● To do:
Assemble all lines in which the string "JSON" appears.

● Extracted records:
####
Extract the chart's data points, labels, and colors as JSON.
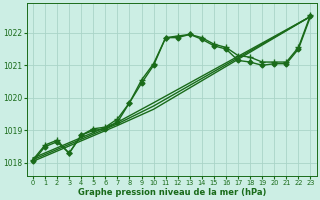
{
  "title": "Graphe pression niveau de la mer (hPa)",
  "bg_color": "#cceee4",
  "line_color": "#1a6b1a",
  "grid_color": "#aad4c8",
  "xlim": [
    -0.5,
    23.5
  ],
  "ylim": [
    1017.6,
    1022.9
  ],
  "yticks": [
    1018,
    1019,
    1020,
    1021,
    1022
  ],
  "xticks": [
    0,
    1,
    2,
    3,
    4,
    5,
    6,
    7,
    8,
    9,
    10,
    11,
    12,
    13,
    14,
    15,
    16,
    17,
    18,
    19,
    20,
    21,
    22,
    23
  ],
  "series": [
    {
      "x": [
        0,
        1,
        2,
        3,
        4,
        5,
        6,
        7,
        8,
        9,
        10,
        11,
        12,
        13,
        14,
        15,
        16,
        17,
        18,
        19,
        20,
        21,
        22,
        23
      ],
      "y": [
        1018.1,
        1018.55,
        1018.7,
        1018.3,
        1018.85,
        1019.05,
        1019.1,
        1019.35,
        1019.85,
        1020.55,
        1021.05,
        1021.85,
        1021.9,
        1021.95,
        1021.85,
        1021.65,
        1021.55,
        1021.3,
        1021.25,
        1021.1,
        1021.1,
        1021.1,
        1021.55,
        1022.55
      ],
      "marker": "+",
      "markersize": 4.0,
      "linewidth": 1.0,
      "zorder": 3
    },
    {
      "x": [
        0,
        1,
        2,
        3,
        4,
        5,
        6,
        7,
        8,
        9,
        10,
        11,
        12,
        13,
        14,
        15,
        16,
        17,
        18,
        19,
        20,
        21,
        22,
        23
      ],
      "y": [
        1018.05,
        1018.5,
        1018.65,
        1018.3,
        1018.85,
        1019.0,
        1019.05,
        1019.25,
        1019.85,
        1020.45,
        1021.0,
        1021.85,
        1021.85,
        1021.95,
        1021.8,
        1021.6,
        1021.5,
        1021.15,
        1021.1,
        1021.0,
        1021.05,
        1021.05,
        1021.5,
        1022.5
      ],
      "marker": "D",
      "markersize": 2.5,
      "linewidth": 1.0,
      "zorder": 3
    },
    {
      "x": [
        0,
        7,
        10,
        23
      ],
      "y": [
        1018.05,
        1019.15,
        1019.65,
        1022.5
      ],
      "marker": null,
      "markersize": 0,
      "linewidth": 1.0,
      "zorder": 2
    },
    {
      "x": [
        0,
        7,
        10,
        23
      ],
      "y": [
        1018.1,
        1019.2,
        1019.75,
        1022.5
      ],
      "marker": null,
      "markersize": 0,
      "linewidth": 1.0,
      "zorder": 2
    },
    {
      "x": [
        0,
        7,
        10,
        23
      ],
      "y": [
        1018.15,
        1019.25,
        1019.85,
        1022.5
      ],
      "marker": null,
      "markersize": 0,
      "linewidth": 1.0,
      "zorder": 2
    }
  ]
}
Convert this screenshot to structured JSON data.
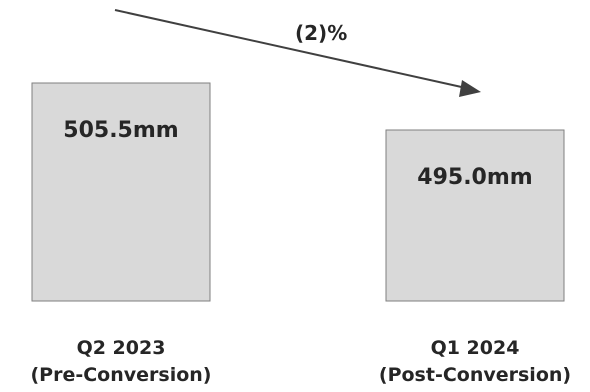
{
  "chart_data": {
    "type": "bar",
    "categories": [
      {
        "line1": "Q2 2023",
        "line2": "(Pre-Conversion)"
      },
      {
        "line1": "Q1 2024",
        "line2": "(Post-Conversion)"
      }
    ],
    "values": [
      505.5,
      495.0
    ],
    "data_labels": [
      "505.5mm",
      "495.0mm"
    ],
    "annotation": {
      "text": "(2)%"
    },
    "bar_color": "#d9d9d9",
    "bar_edge_color": "#7f7f7f",
    "arrow_color": "#404040",
    "text_color": "#262626",
    "grid": false,
    "legend": "none"
  }
}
####
● Task solution:
Extract the chart's data points, labels, and colors as JSON.
Convert this screenshot to structured JSON data.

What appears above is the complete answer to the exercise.